EXERCISE BRIEF:
Pick out every line holding the string "JSON" and copy it.

%%

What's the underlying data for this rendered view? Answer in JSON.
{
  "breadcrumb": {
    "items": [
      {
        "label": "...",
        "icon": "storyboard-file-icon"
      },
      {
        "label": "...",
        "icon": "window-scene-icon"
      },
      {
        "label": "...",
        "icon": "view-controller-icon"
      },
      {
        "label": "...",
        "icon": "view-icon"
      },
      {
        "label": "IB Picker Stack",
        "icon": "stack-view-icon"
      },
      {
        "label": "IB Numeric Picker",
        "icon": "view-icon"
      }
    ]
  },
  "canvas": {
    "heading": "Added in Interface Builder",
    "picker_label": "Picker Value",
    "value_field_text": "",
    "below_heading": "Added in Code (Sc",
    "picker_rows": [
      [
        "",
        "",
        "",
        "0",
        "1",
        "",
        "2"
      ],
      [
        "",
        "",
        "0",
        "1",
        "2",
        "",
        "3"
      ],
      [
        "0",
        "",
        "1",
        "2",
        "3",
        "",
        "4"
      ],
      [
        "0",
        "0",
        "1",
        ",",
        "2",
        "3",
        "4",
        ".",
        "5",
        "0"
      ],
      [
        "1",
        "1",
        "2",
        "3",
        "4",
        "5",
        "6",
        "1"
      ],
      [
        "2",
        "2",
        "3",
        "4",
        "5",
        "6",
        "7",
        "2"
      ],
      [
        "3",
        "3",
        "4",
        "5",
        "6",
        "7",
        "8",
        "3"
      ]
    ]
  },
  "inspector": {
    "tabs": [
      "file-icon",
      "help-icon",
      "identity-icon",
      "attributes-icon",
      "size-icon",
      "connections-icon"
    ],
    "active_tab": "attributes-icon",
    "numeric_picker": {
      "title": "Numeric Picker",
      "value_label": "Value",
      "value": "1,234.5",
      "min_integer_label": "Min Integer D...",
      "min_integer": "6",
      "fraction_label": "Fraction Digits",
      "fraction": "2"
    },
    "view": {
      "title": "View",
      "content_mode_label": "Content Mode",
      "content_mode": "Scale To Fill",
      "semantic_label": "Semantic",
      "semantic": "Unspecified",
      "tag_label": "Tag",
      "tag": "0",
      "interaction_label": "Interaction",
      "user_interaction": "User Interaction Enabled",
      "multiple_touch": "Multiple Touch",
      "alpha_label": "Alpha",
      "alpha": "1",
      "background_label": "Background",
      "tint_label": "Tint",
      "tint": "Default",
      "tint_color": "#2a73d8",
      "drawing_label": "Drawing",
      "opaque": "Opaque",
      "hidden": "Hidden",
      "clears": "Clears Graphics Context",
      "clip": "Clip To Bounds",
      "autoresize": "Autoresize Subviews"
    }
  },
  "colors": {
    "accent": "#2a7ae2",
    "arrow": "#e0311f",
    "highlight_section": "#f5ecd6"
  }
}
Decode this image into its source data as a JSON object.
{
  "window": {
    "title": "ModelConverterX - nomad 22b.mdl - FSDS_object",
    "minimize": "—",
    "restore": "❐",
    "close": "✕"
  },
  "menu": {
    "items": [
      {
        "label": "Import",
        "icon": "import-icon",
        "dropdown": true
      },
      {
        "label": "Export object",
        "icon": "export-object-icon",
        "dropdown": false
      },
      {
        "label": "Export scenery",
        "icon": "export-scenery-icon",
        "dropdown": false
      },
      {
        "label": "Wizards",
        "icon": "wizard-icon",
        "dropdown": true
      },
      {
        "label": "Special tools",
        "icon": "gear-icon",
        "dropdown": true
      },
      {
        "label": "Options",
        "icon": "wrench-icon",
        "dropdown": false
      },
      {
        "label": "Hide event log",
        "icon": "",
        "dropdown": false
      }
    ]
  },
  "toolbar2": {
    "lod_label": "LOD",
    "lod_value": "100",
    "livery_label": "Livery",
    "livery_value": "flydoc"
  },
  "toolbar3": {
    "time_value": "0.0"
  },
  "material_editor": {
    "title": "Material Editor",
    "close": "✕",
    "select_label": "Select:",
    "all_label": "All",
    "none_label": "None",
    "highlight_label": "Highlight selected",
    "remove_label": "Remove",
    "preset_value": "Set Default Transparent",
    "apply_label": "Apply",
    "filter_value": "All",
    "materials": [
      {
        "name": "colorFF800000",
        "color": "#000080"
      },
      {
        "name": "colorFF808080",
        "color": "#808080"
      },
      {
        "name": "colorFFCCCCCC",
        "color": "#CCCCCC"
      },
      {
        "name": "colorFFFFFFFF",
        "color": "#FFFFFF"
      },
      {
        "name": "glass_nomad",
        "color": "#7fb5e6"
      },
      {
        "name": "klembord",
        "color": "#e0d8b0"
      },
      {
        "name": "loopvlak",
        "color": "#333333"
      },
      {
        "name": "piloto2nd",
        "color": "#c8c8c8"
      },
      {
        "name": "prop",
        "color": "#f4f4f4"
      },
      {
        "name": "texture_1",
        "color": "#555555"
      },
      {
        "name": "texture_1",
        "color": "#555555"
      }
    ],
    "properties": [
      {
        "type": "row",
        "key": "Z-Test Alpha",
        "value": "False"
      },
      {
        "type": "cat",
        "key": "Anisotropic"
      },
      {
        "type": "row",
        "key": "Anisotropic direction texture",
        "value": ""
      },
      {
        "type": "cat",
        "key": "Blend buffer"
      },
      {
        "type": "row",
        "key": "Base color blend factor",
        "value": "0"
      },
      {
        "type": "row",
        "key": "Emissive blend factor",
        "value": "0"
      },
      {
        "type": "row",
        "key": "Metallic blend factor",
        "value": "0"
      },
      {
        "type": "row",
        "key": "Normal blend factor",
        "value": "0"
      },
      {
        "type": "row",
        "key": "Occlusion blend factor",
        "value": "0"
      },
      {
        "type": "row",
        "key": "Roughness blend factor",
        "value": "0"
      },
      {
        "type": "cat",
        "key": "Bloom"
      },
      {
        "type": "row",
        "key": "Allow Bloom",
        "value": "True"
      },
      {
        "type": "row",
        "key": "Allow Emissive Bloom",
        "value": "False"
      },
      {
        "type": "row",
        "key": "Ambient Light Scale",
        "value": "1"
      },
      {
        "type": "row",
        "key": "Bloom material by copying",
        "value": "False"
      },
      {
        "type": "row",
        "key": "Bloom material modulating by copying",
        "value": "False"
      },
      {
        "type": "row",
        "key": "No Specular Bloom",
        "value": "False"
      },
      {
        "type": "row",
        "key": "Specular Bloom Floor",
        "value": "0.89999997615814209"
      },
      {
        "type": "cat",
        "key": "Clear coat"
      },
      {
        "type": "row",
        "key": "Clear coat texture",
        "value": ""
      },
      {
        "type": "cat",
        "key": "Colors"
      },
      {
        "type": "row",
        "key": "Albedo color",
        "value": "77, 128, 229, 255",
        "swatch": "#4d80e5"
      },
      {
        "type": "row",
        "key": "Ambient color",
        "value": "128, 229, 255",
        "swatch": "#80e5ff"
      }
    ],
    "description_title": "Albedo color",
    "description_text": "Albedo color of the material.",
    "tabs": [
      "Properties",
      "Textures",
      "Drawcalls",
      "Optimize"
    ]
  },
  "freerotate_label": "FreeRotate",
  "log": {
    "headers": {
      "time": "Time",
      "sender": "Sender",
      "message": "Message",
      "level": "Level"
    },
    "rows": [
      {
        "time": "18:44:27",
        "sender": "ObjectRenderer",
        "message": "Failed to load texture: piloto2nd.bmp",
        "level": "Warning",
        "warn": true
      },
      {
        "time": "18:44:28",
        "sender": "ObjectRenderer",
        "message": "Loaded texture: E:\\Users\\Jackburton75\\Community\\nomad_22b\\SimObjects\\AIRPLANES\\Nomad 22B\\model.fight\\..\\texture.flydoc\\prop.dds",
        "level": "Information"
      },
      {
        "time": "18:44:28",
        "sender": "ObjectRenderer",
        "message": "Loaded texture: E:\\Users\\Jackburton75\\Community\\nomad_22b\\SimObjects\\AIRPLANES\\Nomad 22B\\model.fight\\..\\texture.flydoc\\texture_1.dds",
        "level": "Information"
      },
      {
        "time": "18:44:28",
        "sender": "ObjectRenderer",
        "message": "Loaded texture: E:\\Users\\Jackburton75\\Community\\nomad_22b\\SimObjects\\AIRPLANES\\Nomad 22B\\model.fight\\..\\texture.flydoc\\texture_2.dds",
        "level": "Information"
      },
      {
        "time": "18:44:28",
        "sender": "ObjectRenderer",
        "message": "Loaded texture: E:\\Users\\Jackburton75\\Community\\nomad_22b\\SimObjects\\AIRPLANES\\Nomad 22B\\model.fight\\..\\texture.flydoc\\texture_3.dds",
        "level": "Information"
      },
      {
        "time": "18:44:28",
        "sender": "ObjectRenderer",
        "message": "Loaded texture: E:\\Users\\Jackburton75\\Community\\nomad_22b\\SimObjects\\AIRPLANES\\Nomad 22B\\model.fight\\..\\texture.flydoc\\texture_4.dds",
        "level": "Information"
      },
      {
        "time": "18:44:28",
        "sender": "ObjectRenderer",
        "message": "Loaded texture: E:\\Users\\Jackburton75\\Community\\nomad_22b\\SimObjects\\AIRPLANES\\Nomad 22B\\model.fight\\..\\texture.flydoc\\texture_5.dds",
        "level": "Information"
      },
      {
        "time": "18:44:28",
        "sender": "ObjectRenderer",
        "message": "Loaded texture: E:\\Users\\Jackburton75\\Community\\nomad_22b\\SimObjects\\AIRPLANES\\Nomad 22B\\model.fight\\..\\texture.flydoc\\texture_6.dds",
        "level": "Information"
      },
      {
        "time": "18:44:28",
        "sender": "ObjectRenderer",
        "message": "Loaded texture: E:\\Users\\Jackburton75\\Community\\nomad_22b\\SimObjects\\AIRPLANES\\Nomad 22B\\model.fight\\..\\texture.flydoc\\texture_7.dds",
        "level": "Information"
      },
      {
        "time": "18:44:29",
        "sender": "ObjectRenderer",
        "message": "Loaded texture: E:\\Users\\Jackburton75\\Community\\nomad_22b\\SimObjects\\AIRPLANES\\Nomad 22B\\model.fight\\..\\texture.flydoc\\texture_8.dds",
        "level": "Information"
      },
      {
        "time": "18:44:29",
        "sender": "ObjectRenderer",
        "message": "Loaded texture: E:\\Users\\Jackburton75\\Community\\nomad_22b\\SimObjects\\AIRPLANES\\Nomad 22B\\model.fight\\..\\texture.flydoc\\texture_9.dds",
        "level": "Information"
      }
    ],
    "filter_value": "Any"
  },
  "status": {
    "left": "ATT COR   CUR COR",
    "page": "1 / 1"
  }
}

%%

RIGHT ANSWER:
What's the underlying data for this rendered view? Answer in JSON.
Decode this image into its source data as a JSON object.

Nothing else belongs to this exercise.